Working data
***

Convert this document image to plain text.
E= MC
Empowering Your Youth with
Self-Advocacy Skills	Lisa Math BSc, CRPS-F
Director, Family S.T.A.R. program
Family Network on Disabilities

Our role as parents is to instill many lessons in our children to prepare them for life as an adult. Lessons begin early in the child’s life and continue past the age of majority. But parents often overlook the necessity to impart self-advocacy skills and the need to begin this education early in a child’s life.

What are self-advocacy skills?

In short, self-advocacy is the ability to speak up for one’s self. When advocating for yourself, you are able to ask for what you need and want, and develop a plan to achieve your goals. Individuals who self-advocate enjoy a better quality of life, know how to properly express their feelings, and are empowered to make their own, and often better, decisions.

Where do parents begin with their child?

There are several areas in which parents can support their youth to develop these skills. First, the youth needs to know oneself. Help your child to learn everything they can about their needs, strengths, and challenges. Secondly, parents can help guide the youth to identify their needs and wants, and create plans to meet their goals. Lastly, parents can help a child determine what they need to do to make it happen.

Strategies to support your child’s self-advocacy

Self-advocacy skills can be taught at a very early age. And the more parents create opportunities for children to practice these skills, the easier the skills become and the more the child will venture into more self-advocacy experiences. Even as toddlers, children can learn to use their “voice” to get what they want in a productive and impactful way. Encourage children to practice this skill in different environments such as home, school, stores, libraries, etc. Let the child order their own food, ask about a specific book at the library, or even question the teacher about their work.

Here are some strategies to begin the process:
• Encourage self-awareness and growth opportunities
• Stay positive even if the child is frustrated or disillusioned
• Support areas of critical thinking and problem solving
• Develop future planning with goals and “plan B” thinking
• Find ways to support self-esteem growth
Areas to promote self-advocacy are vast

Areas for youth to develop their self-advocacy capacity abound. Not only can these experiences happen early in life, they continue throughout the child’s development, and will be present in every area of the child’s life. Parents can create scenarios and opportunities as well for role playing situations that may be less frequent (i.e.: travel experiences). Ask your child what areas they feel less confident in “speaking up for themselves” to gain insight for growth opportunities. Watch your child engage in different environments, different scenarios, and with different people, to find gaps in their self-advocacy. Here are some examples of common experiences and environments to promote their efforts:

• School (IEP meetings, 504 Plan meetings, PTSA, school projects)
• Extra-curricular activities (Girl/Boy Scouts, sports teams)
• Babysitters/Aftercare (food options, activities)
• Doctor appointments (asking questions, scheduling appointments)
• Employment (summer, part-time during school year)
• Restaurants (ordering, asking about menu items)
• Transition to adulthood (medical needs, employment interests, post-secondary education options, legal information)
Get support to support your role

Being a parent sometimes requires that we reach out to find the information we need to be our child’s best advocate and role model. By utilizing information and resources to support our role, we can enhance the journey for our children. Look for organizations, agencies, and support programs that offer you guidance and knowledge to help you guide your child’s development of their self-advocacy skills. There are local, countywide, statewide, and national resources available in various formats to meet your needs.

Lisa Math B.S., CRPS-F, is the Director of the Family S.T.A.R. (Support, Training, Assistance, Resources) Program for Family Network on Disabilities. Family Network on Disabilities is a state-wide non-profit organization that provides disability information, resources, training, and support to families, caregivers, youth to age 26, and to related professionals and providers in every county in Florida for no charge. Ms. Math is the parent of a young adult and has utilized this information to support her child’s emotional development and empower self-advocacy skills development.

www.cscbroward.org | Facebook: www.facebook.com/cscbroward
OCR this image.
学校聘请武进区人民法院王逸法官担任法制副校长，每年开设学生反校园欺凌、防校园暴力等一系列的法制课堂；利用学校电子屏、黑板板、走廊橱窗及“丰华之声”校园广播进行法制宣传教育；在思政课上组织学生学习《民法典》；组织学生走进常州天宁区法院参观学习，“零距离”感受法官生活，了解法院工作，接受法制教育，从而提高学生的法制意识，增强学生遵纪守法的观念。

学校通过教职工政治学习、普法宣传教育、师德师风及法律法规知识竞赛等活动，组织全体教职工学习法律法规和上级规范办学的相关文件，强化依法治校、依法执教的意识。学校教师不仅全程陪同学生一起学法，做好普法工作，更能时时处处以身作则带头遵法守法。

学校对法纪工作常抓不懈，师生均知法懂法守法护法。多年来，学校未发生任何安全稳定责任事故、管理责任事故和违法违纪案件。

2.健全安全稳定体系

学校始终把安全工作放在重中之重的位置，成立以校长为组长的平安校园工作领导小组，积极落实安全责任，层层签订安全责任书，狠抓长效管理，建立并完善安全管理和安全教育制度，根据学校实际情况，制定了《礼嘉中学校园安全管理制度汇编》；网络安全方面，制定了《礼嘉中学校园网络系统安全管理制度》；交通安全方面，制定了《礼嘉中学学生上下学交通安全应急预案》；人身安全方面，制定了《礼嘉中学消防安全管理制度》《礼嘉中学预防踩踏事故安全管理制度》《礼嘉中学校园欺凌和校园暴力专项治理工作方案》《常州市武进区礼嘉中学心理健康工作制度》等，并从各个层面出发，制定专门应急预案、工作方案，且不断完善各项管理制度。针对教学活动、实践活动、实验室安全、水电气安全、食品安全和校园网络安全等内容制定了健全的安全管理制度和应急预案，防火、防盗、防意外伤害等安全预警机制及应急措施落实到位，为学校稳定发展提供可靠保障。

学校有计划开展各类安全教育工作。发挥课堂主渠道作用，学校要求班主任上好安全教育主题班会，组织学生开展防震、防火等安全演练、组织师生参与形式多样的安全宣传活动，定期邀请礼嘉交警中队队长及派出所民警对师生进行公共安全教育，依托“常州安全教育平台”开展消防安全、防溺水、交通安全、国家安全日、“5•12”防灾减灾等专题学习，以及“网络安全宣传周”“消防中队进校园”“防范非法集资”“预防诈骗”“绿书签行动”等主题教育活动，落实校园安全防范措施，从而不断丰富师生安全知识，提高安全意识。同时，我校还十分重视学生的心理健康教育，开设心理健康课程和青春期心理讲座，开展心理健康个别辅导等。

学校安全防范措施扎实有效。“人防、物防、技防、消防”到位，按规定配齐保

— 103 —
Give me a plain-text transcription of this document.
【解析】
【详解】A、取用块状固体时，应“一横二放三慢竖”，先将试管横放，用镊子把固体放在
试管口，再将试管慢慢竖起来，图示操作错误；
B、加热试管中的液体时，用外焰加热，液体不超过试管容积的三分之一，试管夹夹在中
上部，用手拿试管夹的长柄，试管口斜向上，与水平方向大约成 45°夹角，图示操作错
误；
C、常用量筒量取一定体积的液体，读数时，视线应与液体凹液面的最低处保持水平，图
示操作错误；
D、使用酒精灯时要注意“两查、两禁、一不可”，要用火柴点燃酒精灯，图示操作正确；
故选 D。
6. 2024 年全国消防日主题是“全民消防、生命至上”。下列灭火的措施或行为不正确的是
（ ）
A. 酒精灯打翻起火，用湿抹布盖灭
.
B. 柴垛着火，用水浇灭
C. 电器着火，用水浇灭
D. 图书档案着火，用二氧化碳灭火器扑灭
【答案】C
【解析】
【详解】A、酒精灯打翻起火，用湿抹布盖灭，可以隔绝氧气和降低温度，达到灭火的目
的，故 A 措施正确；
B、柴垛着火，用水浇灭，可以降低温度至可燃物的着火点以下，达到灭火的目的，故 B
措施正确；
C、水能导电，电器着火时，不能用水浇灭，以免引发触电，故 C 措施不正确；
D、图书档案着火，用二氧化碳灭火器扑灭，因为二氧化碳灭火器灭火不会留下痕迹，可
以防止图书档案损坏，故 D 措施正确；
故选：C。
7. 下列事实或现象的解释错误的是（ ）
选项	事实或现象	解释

***

Problem to work on
Filter the records down to the lines that contain the string "activities", and copy those lines.

Task answer
• Extra-curricular activities (Girl/Boy Scouts, sports teams)
• Babysitters/Aftercare (food options, activities)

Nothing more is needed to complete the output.